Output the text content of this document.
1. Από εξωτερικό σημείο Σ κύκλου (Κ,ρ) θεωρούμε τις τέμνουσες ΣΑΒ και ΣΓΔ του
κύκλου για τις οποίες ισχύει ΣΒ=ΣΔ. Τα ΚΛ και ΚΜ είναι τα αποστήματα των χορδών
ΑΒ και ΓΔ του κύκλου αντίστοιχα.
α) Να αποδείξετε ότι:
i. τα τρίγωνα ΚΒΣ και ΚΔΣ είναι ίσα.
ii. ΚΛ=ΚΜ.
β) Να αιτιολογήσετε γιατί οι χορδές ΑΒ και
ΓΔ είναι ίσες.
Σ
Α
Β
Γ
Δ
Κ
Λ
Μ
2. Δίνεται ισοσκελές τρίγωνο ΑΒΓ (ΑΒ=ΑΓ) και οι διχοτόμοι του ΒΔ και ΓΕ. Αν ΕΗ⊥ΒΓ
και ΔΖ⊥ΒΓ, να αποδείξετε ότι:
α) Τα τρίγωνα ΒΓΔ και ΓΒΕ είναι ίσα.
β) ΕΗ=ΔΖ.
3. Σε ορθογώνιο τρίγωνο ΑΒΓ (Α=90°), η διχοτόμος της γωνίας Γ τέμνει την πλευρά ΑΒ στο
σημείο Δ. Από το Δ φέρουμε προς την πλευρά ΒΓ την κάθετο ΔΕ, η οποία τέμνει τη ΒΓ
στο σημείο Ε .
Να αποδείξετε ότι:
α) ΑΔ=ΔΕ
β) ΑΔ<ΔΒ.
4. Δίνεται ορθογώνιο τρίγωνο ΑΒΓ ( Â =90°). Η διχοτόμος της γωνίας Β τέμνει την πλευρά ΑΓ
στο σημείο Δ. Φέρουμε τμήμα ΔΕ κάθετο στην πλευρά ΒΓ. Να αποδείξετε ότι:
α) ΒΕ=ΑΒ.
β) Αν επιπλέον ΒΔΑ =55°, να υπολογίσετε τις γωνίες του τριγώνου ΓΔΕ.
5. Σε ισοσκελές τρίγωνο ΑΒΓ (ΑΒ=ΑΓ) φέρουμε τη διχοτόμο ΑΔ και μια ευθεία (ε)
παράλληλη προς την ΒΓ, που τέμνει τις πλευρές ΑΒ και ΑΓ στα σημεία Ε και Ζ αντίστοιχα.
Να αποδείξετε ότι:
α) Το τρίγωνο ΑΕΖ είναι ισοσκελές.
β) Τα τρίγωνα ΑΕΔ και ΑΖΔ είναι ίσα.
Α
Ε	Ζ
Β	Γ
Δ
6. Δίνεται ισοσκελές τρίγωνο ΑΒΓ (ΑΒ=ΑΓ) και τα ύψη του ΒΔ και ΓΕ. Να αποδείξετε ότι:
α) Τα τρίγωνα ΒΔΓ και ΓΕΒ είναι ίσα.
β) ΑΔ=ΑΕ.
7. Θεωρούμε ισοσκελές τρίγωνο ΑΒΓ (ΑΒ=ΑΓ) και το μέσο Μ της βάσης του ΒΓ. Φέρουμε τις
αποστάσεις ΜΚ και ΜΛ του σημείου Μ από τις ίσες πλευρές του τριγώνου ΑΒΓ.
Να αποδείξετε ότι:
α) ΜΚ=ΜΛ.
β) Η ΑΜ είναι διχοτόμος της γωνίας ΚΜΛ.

++++++++++

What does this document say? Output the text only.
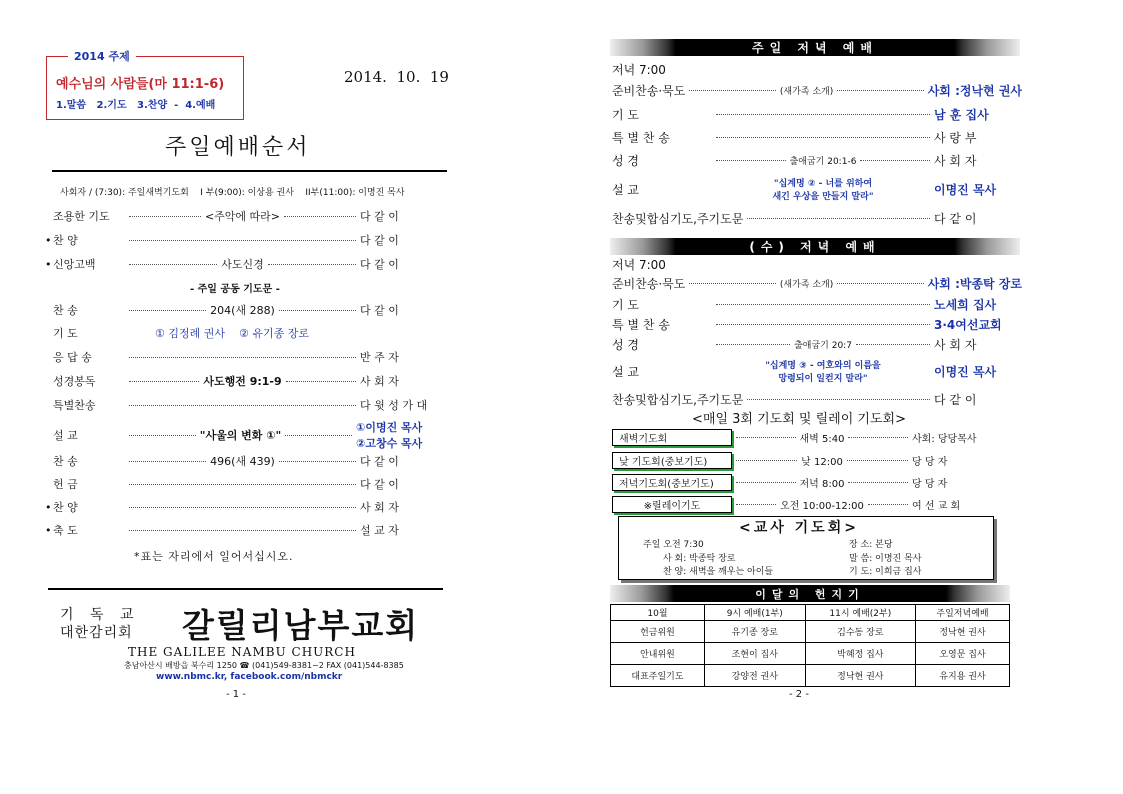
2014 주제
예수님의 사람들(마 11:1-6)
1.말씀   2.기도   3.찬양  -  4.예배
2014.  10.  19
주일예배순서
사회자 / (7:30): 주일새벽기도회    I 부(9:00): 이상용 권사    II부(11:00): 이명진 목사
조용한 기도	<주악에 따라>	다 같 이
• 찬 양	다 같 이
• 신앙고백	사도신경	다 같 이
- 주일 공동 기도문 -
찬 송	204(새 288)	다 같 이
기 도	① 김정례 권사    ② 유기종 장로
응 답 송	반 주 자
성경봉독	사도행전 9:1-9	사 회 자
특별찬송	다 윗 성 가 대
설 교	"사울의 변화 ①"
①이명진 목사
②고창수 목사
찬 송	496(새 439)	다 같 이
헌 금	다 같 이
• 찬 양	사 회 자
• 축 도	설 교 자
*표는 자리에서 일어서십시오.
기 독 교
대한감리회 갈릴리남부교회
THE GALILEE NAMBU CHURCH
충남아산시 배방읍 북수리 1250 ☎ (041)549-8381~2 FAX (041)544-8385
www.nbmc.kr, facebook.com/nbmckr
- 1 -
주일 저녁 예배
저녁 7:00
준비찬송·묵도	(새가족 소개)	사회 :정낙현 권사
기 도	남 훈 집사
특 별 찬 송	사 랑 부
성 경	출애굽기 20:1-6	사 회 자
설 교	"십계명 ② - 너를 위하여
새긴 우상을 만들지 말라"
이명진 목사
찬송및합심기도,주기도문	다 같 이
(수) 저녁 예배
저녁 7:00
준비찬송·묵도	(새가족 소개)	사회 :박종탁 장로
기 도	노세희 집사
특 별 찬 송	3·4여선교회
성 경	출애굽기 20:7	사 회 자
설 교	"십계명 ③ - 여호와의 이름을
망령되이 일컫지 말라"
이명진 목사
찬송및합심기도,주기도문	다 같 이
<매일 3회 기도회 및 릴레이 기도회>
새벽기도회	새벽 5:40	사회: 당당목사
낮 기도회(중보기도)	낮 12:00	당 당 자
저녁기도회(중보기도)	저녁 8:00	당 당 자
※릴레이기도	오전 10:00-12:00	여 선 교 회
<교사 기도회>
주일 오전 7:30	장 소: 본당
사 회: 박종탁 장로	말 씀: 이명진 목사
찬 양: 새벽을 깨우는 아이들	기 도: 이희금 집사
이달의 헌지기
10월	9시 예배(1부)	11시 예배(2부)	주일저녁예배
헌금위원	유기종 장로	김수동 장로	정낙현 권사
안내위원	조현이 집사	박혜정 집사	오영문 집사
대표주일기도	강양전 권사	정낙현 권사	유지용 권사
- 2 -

++++++++++

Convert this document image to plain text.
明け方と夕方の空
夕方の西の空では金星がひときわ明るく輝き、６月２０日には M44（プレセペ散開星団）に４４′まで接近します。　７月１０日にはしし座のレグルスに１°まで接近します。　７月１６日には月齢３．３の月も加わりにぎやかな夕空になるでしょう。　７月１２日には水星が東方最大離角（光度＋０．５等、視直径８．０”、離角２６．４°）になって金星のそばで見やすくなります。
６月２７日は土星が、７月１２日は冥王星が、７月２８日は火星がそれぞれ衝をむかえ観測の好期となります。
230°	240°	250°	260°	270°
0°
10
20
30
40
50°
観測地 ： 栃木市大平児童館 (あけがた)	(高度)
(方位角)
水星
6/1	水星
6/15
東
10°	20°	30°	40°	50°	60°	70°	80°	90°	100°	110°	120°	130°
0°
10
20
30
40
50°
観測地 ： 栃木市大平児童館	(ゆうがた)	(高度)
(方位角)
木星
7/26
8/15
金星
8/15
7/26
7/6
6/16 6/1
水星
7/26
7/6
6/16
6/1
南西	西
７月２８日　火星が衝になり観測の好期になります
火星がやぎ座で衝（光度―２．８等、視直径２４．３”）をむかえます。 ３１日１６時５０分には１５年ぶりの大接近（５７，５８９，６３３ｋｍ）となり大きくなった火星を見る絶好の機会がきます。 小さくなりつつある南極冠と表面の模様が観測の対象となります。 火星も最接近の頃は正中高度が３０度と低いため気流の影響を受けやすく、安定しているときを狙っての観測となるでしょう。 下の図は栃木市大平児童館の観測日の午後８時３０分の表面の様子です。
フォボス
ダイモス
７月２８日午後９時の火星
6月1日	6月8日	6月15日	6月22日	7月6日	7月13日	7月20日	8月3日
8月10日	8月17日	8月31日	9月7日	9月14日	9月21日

++++++++++

Exactly how many lines contain "text"? State the number and nothing else.

> **Answer to this task**
3